* [DESCRIPTION OF THE TASK]: Determine the number of lines containing the word "document", and state that figure alone.

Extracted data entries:
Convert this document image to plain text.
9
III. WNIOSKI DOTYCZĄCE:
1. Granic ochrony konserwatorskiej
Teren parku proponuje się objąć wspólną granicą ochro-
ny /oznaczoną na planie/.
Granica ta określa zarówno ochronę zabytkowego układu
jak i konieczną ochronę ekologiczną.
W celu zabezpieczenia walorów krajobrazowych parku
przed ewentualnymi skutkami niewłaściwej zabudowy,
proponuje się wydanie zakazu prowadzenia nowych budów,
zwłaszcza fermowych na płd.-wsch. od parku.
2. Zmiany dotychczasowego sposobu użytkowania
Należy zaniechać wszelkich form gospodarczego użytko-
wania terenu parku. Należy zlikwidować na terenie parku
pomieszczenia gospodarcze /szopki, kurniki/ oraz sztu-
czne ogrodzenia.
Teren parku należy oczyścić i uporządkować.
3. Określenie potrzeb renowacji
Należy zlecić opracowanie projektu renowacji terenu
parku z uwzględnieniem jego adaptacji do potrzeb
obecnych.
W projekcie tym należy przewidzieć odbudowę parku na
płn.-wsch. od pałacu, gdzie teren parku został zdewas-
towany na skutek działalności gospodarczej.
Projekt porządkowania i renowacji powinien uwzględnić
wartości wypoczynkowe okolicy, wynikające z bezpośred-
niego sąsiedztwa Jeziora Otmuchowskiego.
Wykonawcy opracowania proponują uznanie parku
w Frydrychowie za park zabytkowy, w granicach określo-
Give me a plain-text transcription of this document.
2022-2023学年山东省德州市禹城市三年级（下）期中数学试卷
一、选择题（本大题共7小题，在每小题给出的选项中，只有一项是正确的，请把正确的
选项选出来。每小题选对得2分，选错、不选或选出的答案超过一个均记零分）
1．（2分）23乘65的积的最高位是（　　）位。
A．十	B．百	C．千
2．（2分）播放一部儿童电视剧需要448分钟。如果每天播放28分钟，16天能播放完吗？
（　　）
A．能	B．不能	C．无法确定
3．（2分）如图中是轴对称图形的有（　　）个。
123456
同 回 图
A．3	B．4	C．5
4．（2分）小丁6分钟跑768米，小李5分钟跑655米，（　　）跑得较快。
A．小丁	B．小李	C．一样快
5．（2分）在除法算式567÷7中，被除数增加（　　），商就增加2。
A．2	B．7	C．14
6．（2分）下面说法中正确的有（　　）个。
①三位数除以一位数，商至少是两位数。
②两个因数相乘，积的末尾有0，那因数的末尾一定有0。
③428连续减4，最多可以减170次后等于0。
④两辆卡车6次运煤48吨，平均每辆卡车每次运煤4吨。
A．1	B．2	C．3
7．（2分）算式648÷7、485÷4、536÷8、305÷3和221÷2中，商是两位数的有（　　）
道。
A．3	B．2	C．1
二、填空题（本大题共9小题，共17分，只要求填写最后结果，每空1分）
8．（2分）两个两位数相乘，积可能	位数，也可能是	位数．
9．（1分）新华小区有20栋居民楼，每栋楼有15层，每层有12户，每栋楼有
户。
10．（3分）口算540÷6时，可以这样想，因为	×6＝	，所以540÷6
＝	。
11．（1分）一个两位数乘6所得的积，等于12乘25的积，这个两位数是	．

* [EXERCISE SOLUTION]: 2